» **Challenge**: Search the records for "ylabel". Copy every line where it appears.

» **Exercise input**:
start
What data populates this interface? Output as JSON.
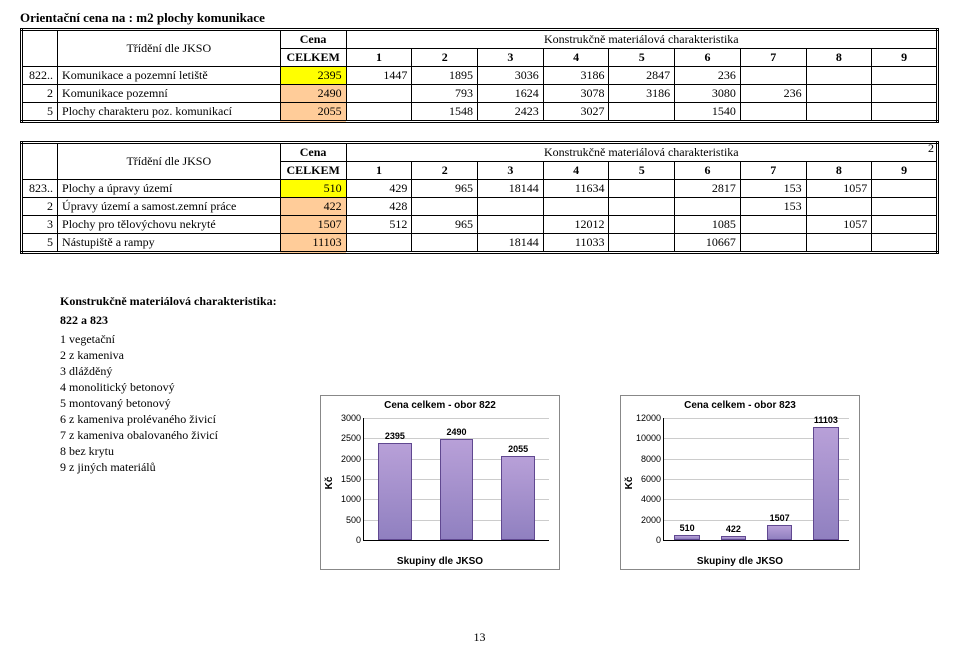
{
  "page_title_prefix": "Orientační cena na : ",
  "page_title_unit": "m2 plochy komunikace",
  "tridentni_label": "Třídění dle JKSO",
  "cena_label": "Cena",
  "kmc_label": "Konstrukčně materiálová charakteristika",
  "celkem_label": "CELKEM",
  "col_nums": [
    "1",
    "2",
    "3",
    "4",
    "5",
    "6",
    "7",
    "8",
    "9"
  ],
  "table1": {
    "rows": [
      {
        "num": "822..",
        "name": "Komunikace a pozemní letiště",
        "hl": "yellow",
        "vals": [
          "2395",
          "1447",
          "1895",
          "3036",
          "3186",
          "2847",
          "236",
          "",
          ""
        ]
      },
      {
        "num": "2",
        "name": "Komunikace pozemní",
        "hl": "peach",
        "vals": [
          "2490",
          "",
          "793",
          "1624",
          "3078",
          "3186",
          "3080",
          "236",
          ""
        ]
      },
      {
        "num": "5",
        "name": "Plochy charakteru poz. komunikací",
        "hl": "peach",
        "vals": [
          "2055",
          "",
          "1548",
          "2423",
          "3027",
          "",
          "1540",
          "",
          ""
        ]
      }
    ]
  },
  "page_indicator": "2",
  "table2": {
    "rows": [
      {
        "num": "823..",
        "name": "Plochy a úpravy území",
        "hl": "yellow",
        "vals": [
          "510",
          "429",
          "965",
          "18144",
          "11634",
          "",
          "2817",
          "153",
          "1057"
        ]
      },
      {
        "num": "2",
        "name": "Úpravy území a samost.zemní práce",
        "hl": "peach",
        "vals": [
          "422",
          "428",
          "",
          "",
          "",
          "",
          "",
          "153",
          ""
        ]
      },
      {
        "num": "3",
        "name": "Plochy pro tělovýchovu nekryté",
        "hl": "peach",
        "vals": [
          "1507",
          "512",
          "965",
          "",
          "12012",
          "",
          "1085",
          "",
          "1057"
        ]
      },
      {
        "num": "5",
        "name": "Nástupiště a rampy",
        "hl": "peach",
        "vals": [
          "11103",
          "",
          "",
          "18144",
          "11033",
          "",
          "10667",
          "",
          ""
        ]
      }
    ]
  },
  "legend": {
    "title": "Konstrukčně materiálová charakteristika:",
    "group": "822 a 823",
    "items": [
      "1 vegetační",
      "2 z kameniva",
      "3 dlážděný",
      "4 monolitický betonový",
      "5 montovaný betonový",
      "6 z kameniva prolévaného živicí",
      "7 z kameniva obalovaného živicí",
      "8 bez krytu",
      "9 z jiných materiálů"
    ]
  },
  "chart1": {
    "title": "Cena celkem - obor 822",
    "ylabel": "Kč",
    "xlabel": "Skupiny dle JKSO",
    "ylim": [
      0,
      3000
    ],
    "ytick_step": 500,
    "values": [
      2395,
      2490,
      2055
    ],
    "bar_color_top": "#b8a0d8",
    "bar_color_bottom": "#9080c0",
    "bar_border": "#604890",
    "grid_color": "#cccccc"
  },
  "chart2": {
    "title": "Cena celkem - obor 823",
    "ylabel": "Kč",
    "xlabel": "Skupiny dle JKSO",
    "ylim": [
      0,
      12000
    ],
    "ytick_step": 2000,
    "values": [
      510,
      422,
      1507,
      11103
    ],
    "bar_color_top": "#b8a0d8",
    "bar_color_bottom": "#9080c0",
    "bar_border": "#604890",
    "grid_color": "#cccccc"
  },
  "footer_page": "13"
}
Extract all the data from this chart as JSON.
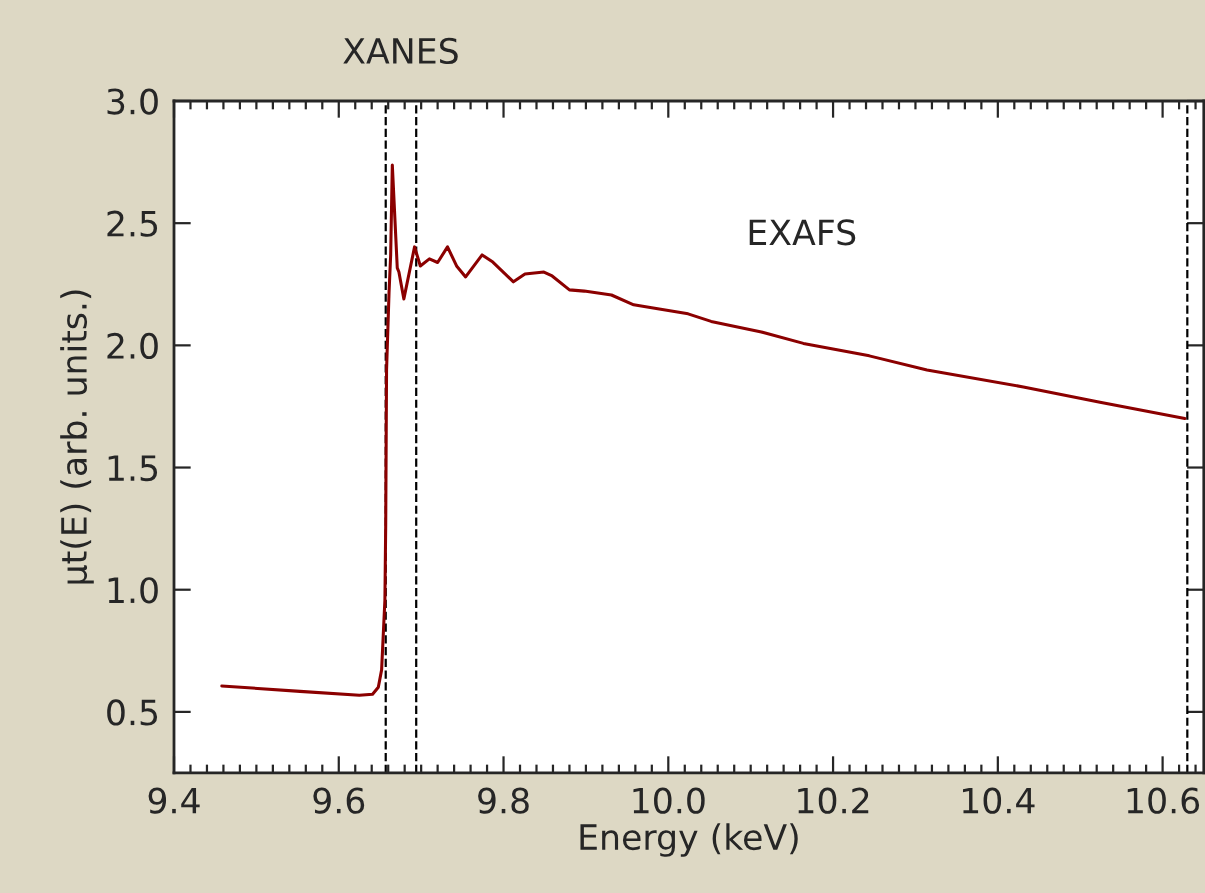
{
  "chart_data": {
    "type": "line",
    "xlabel": "Energy (keV)",
    "ylabel": "μt(E) (arb. units.)",
    "xlim": [
      9.4,
      10.65
    ],
    "ylim": [
      0.25,
      3.0
    ],
    "xticks": [
      9.4,
      9.6,
      9.8,
      {
        "value": 10.0,
        "label": "10.0"
      },
      10.2,
      10.4,
      10.6
    ],
    "yticks": [
      0.5,
      {
        "value": 1.0,
        "label": "1.0"
      },
      1.5,
      {
        "value": 2.0,
        "label": "2.0"
      },
      2.5,
      {
        "value": 3.0,
        "label": "3.0"
      }
    ],
    "grid": false,
    "legend": false,
    "marker": "none",
    "line_style": "solid",
    "series": [
      {
        "color": "#8b0000",
        "x": [
          9.458,
          9.553,
          9.625,
          9.641,
          9.648,
          9.652,
          9.656,
          9.657,
          9.658,
          9.661,
          9.663,
          9.665,
          9.671,
          9.673,
          9.679,
          9.692,
          9.699,
          9.71,
          9.72,
          9.732,
          9.743,
          9.754,
          9.774,
          9.787,
          9.812,
          9.826,
          9.849,
          9.859,
          9.88,
          9.898,
          9.931,
          9.958,
          9.989,
          10.024,
          10.052,
          10.113,
          10.164,
          10.244,
          10.314,
          10.431,
          10.524,
          10.627
        ],
        "values": [
          0.606,
          0.584,
          0.568,
          0.572,
          0.601,
          0.672,
          0.958,
          1.273,
          1.899,
          2.214,
          2.37,
          2.738,
          2.317,
          2.3,
          2.19,
          2.403,
          2.325,
          2.354,
          2.339,
          2.403,
          2.325,
          2.28,
          2.37,
          2.341,
          2.26,
          2.292,
          2.3,
          2.284,
          2.227,
          2.222,
          2.206,
          2.166,
          2.149,
          2.129,
          2.098,
          2.055,
          2.008,
          1.957,
          1.899,
          1.83,
          1.767,
          1.701
        ]
      }
    ],
    "ref_lines": [
      {
        "axis": "x",
        "value": 9.657,
        "color": "#000000",
        "line_style": "dashed"
      },
      {
        "axis": "x",
        "value": 9.694,
        "color": "#000000",
        "line_style": "dashed"
      },
      {
        "axis": "x",
        "value": 10.63,
        "color": "#000000",
        "line_style": "dashed"
      }
    ],
    "annotations": [
      "XANES",
      "EXAFS"
    ]
  }
}
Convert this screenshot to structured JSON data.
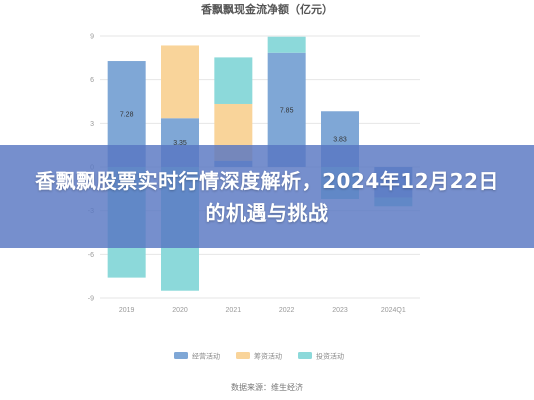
{
  "headline": "香飘飘股票实时行情深度解析，2024年12月22日的机遇与挑战",
  "chart_data": {
    "type": "bar",
    "stacked": true,
    "title": "香飘飘现金流净额（亿元）",
    "categories": [
      "2019",
      "2020",
      "2021",
      "2022",
      "2023",
      "2024Q1"
    ],
    "yticks": [
      9,
      6,
      3,
      0,
      -3,
      -6,
      -9
    ],
    "ylim": [
      -9,
      9
    ],
    "grid": true,
    "legend_position": "bottom",
    "series": [
      {
        "name": "经营活动",
        "color": "#7fa7d6",
        "values": [
          7.28,
          3.35,
          0.43,
          7.85,
          3.83,
          -2.1
        ]
      },
      {
        "name": "筹资活动",
        "color": "#f9d49a",
        "values": [
          0,
          5.0,
          3.9,
          0,
          0,
          0
        ]
      },
      {
        "name": "投资活动",
        "color": "#8cd9da",
        "values": [
          -7.6,
          -8.5,
          3.2,
          1.1,
          -2.2,
          -0.6
        ]
      }
    ],
    "data_labels": [
      {
        "category": "2019",
        "text": "7.28"
      },
      {
        "category": "2020",
        "text": "3.35"
      },
      {
        "category": "2022",
        "text": "7.85"
      },
      {
        "category": "2023",
        "text": "3.83"
      }
    ],
    "source": "数据来源：维生经济"
  }
}
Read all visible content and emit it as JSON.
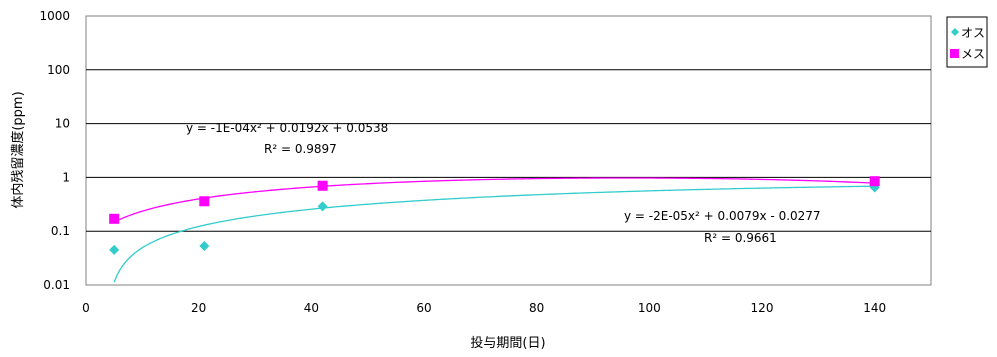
{
  "chart_data": {
    "type": "scatter",
    "xlabel": "投与期間(日)",
    "ylabel": "体内残留濃度(ppm)",
    "xlim": [
      0,
      150
    ],
    "ylim": [
      0.01,
      1000
    ],
    "y_scale": "log",
    "x_ticks": [
      0,
      20,
      40,
      60,
      80,
      100,
      120,
      140
    ],
    "y_ticks": [
      {
        "value": 0.01,
        "label": "0.01"
      },
      {
        "value": 0.1,
        "label": "0.1"
      },
      {
        "value": 1,
        "label": "1"
      },
      {
        "value": 10,
        "label": "10"
      },
      {
        "value": 100,
        "label": "100"
      },
      {
        "value": 1000,
        "label": "1000"
      }
    ],
    "grid": "horizontal",
    "legend_position": "right",
    "series": [
      {
        "name": "オス",
        "marker": "diamond",
        "color": "#33cccc",
        "x": [
          5,
          21,
          42,
          140
        ],
        "y": [
          0.045,
          0.053,
          0.29,
          0.65
        ],
        "trendline": {
          "a": -2e-05,
          "b": 0.0079,
          "c": -0.0277,
          "x_range": [
            5,
            140
          ]
        },
        "equation": "y = -2E-05x² + 0.0079x - 0.0277",
        "r2": "R² = 0.9661"
      },
      {
        "name": "メス",
        "marker": "square",
        "color": "#ff00ff",
        "x": [
          5,
          21,
          42,
          140
        ],
        "y": [
          0.17,
          0.36,
          0.7,
          0.85
        ],
        "trendline": {
          "a": -0.0001,
          "b": 0.0192,
          "c": 0.0538,
          "x_range": [
            5,
            140
          ]
        },
        "equation": "y = -1E-04x² + 0.0192x + 0.0538",
        "r2": "R² = 0.9897"
      }
    ]
  }
}
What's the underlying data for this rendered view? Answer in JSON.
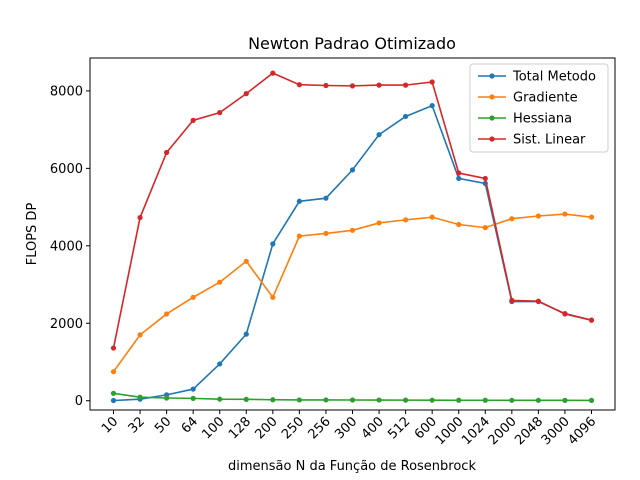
{
  "chart_data": {
    "type": "line",
    "title": "Newton Padrao Otimizado",
    "xlabel": "dimensão N da Função de Rosenbrock",
    "ylabel": "FLOPS DP",
    "categories": [
      "10",
      "32",
      "50",
      "64",
      "100",
      "128",
      "200",
      "250",
      "256",
      "300",
      "400",
      "512",
      "600",
      "1000",
      "1024",
      "2000",
      "2048",
      "3000",
      "4096"
    ],
    "ylim": [
      -240,
      8850
    ],
    "yticks": [
      "0",
      "2000",
      "4000",
      "6000",
      "8000"
    ],
    "legend_position": "top-right",
    "grid": false,
    "series": [
      {
        "name": "Total Metodo",
        "color": "#1f77b4",
        "values": [
          5,
          40,
          150,
          300,
          950,
          1720,
          4050,
          5150,
          5230,
          5960,
          6870,
          7340,
          7620,
          5740,
          5610,
          2560,
          2560,
          2250,
          2080
        ]
      },
      {
        "name": "Gradiente",
        "color": "#ff7f0e",
        "values": [
          750,
          1700,
          2240,
          2670,
          3060,
          3600,
          2670,
          4250,
          4320,
          4400,
          4590,
          4670,
          4740,
          4550,
          4470,
          4700,
          4770,
          4820,
          4740
        ]
      },
      {
        "name": "Hessiana",
        "color": "#2ca02c",
        "values": [
          190,
          90,
          70,
          60,
          40,
          35,
          25,
          20,
          20,
          18,
          16,
          15,
          14,
          12,
          12,
          10,
          10,
          9,
          8
        ]
      },
      {
        "name": "Sist. Linear",
        "color": "#d62728",
        "values": [
          1360,
          4730,
          6410,
          7240,
          7440,
          7930,
          8460,
          8160,
          8140,
          8130,
          8150,
          8150,
          8230,
          5880,
          5740,
          2590,
          2570,
          2240,
          2080
        ]
      }
    ]
  }
}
end
» **Solution**:
    "ylabel": "Kč",
    "ylabel": "Kč",
    "ylabel": "μt(E) (arb. units.)",
    "ylabel": "体内残留濃度(ppm)",
    "ylabel": "FLOPS DP",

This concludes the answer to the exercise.